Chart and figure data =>

==============================

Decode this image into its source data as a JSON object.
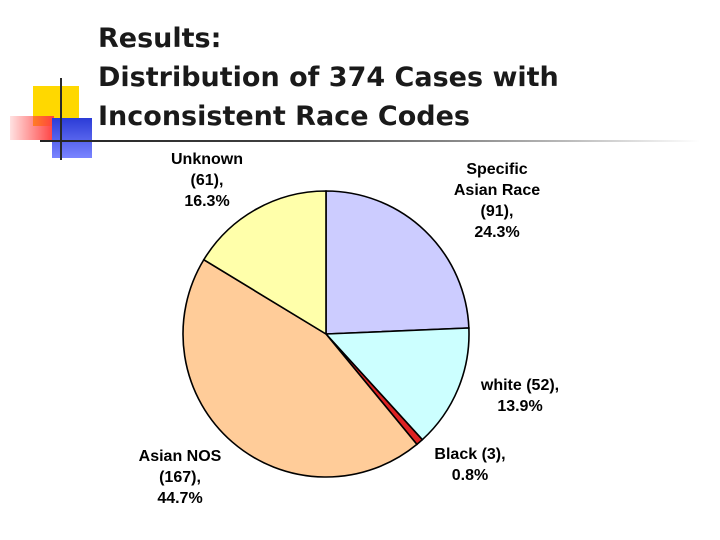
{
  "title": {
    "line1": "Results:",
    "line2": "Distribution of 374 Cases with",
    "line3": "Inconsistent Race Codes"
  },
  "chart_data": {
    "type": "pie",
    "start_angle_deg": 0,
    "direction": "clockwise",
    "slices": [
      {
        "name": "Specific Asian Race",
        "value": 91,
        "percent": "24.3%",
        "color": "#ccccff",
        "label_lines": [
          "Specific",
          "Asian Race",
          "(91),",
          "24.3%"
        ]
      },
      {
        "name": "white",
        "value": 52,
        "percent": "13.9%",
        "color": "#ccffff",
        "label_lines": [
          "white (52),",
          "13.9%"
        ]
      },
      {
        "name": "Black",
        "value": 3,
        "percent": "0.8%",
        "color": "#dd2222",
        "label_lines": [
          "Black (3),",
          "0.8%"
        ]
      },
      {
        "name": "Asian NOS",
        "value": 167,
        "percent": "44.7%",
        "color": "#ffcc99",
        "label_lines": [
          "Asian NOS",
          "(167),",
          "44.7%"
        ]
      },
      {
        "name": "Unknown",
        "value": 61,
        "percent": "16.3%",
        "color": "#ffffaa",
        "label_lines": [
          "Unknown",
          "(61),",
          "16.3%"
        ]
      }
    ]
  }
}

==============================

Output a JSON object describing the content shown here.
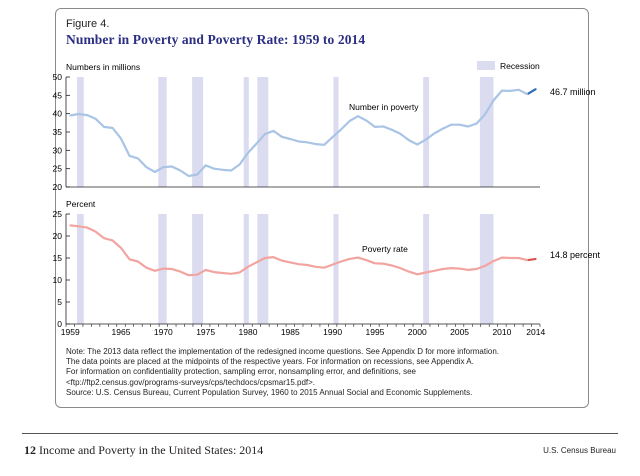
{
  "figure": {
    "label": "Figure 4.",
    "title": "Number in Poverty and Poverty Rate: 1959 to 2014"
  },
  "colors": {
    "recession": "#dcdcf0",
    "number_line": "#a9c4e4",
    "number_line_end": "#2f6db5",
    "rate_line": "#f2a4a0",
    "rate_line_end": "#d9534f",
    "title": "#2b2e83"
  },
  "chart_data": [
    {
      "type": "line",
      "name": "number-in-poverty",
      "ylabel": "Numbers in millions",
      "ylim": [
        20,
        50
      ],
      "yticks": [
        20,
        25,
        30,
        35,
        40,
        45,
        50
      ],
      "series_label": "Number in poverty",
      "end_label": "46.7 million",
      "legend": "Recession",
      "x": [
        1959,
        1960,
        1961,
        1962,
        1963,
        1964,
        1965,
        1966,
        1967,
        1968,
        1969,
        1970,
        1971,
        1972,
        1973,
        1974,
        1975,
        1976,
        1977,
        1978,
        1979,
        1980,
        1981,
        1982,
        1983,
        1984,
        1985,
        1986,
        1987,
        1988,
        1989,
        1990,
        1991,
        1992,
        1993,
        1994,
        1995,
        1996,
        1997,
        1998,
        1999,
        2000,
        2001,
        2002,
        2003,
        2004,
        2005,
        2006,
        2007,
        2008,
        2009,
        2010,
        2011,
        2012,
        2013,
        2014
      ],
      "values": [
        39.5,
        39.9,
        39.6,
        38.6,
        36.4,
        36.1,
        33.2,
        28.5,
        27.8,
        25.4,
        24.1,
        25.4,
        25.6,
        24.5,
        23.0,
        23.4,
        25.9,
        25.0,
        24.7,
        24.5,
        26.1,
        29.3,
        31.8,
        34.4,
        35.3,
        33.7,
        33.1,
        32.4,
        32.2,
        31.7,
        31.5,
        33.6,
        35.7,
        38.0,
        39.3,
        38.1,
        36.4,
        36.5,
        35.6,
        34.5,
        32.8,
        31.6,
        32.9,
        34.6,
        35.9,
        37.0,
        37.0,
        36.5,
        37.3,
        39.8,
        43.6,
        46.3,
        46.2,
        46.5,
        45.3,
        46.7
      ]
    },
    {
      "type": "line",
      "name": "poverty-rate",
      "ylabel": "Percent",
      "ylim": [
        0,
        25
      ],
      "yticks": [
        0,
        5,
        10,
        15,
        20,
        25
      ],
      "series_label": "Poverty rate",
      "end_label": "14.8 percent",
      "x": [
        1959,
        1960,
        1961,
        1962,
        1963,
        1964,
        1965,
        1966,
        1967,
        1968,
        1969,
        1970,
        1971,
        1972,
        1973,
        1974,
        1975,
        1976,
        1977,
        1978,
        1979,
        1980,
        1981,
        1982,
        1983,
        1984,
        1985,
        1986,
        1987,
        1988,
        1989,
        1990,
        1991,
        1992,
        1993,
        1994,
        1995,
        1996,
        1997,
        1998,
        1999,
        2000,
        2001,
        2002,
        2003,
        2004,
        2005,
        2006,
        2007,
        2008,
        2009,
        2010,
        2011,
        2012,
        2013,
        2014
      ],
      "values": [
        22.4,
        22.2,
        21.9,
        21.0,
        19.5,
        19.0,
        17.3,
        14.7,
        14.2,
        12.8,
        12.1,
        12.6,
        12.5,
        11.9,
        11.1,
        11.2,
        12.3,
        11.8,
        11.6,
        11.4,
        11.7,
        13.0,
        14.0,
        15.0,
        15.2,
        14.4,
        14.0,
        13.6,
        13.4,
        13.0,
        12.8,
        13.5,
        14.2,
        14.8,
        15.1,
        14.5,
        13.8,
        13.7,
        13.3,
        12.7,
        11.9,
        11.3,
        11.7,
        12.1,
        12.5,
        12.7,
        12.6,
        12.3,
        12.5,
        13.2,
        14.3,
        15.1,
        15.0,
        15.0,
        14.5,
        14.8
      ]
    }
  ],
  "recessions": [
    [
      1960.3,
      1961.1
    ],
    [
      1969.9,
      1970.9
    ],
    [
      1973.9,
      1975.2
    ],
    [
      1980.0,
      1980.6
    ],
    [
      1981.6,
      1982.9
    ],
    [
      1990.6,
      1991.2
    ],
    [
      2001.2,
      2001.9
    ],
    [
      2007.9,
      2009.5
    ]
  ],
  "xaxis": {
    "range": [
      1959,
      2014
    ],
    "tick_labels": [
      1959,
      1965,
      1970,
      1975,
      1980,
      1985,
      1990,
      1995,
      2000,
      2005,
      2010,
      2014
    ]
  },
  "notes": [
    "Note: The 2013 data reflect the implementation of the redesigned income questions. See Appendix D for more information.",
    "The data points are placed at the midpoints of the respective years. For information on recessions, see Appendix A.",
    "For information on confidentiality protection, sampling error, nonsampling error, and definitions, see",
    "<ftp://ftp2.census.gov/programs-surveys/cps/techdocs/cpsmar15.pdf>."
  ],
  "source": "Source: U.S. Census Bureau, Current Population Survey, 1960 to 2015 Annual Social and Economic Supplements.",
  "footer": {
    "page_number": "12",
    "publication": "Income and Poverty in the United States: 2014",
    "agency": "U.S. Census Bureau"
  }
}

==============================

AIM OF THE TASK => Identify the lines in the entries that hold "Asian" and return each one.

EXPECTED OUTPUT =>
        "name": "Specific Asian Race",
          "Asian Race",
        "name": "Asian NOS",
          "Asian NOS",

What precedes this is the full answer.